## What to do
Across the listing below, how many lines hold "grid"? Reply with the number by itself.

## Information supplied
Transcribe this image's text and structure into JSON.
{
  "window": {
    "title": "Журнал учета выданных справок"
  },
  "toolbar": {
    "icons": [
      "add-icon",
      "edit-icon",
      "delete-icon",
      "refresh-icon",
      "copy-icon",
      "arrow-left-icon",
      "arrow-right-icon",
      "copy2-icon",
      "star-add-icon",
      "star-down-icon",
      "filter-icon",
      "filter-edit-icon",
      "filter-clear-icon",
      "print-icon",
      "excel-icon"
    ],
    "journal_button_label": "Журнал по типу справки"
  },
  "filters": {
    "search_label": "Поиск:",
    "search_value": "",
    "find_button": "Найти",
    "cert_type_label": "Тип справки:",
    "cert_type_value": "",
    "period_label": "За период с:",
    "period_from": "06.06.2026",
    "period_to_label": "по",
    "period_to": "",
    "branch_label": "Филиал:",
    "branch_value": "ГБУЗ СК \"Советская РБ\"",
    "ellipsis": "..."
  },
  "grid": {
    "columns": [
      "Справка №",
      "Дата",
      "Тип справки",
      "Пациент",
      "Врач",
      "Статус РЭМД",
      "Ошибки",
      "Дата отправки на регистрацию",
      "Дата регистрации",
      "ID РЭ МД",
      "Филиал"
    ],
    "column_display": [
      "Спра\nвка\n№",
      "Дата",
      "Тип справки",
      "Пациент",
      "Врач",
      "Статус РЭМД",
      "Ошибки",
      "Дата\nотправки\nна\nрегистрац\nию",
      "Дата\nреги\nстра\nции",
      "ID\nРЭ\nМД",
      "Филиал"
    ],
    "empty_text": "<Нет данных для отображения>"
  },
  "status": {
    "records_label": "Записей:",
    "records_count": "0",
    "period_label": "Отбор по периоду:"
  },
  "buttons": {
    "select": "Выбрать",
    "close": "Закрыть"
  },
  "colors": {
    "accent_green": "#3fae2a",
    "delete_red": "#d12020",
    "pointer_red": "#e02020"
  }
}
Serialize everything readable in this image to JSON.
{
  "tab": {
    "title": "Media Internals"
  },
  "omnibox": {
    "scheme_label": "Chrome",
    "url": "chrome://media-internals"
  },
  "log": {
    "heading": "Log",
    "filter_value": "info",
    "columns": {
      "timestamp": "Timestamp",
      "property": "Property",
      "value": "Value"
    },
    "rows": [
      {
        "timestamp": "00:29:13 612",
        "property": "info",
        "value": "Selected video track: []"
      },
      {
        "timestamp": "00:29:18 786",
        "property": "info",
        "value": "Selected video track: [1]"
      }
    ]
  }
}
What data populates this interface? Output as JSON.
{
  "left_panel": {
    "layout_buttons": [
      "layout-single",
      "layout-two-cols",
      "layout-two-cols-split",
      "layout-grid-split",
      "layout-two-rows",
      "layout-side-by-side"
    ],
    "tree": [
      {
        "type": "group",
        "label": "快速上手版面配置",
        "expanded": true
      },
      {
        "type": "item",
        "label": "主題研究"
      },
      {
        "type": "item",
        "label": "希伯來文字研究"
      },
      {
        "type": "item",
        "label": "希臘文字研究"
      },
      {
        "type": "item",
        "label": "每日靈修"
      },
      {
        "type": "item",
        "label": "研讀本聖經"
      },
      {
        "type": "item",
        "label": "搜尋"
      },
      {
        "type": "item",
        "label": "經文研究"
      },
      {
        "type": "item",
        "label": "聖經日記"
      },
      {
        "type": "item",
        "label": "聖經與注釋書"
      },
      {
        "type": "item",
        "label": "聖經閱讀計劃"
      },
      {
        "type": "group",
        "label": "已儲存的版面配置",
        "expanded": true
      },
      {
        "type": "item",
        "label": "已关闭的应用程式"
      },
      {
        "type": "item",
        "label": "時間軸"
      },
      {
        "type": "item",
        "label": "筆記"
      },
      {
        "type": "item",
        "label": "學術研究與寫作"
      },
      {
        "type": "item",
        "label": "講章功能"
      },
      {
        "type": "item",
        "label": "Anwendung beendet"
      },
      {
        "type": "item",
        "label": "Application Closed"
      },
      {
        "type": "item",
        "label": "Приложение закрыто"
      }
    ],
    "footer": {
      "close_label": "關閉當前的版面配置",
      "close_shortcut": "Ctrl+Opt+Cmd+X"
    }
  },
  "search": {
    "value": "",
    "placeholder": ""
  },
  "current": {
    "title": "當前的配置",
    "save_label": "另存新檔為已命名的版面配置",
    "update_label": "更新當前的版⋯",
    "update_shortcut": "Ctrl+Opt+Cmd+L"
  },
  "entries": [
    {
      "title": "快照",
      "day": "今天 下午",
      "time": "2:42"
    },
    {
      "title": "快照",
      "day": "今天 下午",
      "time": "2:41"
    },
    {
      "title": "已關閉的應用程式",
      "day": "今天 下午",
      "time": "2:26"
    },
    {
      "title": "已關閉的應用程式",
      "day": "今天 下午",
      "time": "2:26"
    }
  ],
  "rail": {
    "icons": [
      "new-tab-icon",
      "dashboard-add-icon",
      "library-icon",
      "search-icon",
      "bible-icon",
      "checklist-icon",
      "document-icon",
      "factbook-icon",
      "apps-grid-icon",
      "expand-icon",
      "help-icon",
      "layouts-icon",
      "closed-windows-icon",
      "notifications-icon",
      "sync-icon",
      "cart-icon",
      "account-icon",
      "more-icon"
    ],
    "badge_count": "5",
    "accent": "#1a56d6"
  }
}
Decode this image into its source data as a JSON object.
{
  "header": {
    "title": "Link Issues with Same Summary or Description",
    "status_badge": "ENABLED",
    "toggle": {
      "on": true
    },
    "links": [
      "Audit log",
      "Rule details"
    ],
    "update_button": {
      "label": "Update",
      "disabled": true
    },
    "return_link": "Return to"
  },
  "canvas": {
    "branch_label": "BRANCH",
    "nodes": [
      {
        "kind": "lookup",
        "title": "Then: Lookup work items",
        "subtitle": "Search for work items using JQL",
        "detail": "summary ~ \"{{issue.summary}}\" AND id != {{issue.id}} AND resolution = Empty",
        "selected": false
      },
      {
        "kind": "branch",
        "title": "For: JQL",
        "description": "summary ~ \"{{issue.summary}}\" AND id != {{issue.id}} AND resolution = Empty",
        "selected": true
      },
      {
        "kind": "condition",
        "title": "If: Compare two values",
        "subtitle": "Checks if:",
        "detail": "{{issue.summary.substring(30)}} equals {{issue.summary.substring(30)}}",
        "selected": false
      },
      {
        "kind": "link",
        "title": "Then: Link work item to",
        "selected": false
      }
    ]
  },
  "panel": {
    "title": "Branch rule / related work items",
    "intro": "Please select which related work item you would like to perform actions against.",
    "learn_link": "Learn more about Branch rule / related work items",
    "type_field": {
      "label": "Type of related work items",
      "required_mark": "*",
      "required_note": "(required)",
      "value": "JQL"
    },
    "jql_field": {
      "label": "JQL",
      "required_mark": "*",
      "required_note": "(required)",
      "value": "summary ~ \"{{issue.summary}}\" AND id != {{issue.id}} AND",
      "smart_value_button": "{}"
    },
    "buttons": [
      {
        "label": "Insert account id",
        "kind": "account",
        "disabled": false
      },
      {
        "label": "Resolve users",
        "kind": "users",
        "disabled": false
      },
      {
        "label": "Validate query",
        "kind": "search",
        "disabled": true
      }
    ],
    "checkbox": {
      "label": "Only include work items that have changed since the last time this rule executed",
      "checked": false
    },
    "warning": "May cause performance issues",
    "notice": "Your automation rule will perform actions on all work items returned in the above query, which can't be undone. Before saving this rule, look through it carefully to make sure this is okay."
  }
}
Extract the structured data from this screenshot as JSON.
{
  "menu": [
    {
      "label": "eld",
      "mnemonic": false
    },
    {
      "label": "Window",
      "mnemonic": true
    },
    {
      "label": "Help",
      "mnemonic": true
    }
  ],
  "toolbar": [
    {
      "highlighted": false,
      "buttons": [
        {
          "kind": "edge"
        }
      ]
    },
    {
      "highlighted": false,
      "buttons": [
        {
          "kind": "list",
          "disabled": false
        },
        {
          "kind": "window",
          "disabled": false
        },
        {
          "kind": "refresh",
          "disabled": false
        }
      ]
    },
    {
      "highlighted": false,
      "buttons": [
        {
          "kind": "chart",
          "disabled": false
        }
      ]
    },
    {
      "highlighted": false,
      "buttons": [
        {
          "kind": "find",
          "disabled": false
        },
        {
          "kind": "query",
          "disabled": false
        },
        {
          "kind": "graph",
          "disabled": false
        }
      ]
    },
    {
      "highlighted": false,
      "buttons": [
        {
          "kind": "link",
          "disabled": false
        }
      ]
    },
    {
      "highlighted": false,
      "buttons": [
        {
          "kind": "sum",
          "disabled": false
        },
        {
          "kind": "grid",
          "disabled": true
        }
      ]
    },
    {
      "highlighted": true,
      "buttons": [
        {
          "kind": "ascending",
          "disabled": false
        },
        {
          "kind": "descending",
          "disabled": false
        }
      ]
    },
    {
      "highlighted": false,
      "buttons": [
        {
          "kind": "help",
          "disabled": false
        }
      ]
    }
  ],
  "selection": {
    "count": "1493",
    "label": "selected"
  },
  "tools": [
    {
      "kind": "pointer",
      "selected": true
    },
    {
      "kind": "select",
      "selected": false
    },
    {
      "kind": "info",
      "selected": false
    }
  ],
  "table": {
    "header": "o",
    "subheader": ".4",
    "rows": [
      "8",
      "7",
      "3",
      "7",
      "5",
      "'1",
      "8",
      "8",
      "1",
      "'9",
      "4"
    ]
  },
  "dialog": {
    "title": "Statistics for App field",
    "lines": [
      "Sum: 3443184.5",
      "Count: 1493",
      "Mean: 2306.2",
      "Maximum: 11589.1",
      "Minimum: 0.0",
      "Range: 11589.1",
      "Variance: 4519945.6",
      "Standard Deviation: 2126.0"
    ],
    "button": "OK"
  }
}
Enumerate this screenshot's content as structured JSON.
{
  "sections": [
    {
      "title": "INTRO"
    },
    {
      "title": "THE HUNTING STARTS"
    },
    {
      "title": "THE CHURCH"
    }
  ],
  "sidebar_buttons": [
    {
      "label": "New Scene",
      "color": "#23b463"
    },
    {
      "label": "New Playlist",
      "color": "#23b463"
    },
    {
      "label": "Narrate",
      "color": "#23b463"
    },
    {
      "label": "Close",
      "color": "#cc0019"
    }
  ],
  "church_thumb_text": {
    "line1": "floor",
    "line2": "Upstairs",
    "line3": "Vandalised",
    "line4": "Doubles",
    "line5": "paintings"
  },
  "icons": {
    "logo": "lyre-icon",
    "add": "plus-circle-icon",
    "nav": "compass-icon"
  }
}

## Answer for the task
4